[TASK DIRECTIONS]: Each line that holds the word "Edition" counts once; give the total number of such lines and nothing else.

Records excerpted from a collection
______
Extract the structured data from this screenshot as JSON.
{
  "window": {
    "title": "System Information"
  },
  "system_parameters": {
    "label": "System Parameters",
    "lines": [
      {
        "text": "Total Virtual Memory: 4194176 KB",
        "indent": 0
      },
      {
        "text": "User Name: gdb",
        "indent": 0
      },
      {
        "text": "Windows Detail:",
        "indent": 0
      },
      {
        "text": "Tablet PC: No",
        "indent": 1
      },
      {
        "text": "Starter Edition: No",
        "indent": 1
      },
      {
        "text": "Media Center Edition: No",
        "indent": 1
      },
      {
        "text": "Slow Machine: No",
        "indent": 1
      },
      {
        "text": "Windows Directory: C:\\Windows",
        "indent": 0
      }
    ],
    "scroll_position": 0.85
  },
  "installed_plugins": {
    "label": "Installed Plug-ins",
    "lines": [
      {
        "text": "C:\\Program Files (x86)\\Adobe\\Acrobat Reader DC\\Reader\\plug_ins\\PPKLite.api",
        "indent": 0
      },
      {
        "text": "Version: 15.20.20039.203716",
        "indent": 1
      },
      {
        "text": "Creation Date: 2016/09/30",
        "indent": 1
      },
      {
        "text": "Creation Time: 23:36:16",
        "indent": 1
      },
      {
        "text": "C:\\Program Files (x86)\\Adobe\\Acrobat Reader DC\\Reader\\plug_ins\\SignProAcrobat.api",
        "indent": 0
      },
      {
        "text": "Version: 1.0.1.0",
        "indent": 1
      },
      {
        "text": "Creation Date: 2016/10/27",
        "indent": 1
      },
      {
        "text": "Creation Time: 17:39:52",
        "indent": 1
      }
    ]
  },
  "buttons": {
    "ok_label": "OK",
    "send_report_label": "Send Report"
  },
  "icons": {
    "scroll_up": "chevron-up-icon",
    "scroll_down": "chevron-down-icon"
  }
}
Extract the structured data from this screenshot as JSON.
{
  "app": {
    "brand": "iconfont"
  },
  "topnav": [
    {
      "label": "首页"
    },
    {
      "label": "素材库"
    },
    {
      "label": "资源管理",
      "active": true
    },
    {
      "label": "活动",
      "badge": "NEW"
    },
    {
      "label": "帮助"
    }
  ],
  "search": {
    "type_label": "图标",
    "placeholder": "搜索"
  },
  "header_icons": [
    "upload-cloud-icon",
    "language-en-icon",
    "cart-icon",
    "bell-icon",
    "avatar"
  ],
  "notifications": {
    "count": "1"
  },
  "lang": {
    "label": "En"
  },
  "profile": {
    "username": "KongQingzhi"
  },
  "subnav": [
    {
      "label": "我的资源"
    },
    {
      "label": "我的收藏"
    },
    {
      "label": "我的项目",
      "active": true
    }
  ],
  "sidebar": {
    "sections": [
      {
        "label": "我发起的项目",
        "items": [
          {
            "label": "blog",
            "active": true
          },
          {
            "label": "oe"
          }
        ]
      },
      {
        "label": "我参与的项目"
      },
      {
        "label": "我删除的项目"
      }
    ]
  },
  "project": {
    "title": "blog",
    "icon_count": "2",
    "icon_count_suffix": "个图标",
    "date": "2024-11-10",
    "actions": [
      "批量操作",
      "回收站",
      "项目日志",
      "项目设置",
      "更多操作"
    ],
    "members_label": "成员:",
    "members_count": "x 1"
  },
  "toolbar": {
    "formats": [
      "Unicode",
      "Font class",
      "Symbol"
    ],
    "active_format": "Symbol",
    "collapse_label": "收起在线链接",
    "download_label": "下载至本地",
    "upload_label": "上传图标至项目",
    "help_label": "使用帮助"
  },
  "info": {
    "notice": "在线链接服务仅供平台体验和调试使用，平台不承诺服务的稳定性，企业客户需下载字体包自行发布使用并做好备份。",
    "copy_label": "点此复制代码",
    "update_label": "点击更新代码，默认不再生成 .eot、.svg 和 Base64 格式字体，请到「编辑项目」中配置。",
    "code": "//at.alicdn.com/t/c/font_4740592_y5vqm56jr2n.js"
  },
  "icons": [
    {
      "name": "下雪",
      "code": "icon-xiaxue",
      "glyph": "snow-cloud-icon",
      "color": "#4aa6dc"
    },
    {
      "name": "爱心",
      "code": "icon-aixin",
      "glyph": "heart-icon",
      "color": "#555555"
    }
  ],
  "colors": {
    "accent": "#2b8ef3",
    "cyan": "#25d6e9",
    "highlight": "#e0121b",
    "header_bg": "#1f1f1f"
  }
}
______
[SOLUTION TO THIS PROBLEM]: 2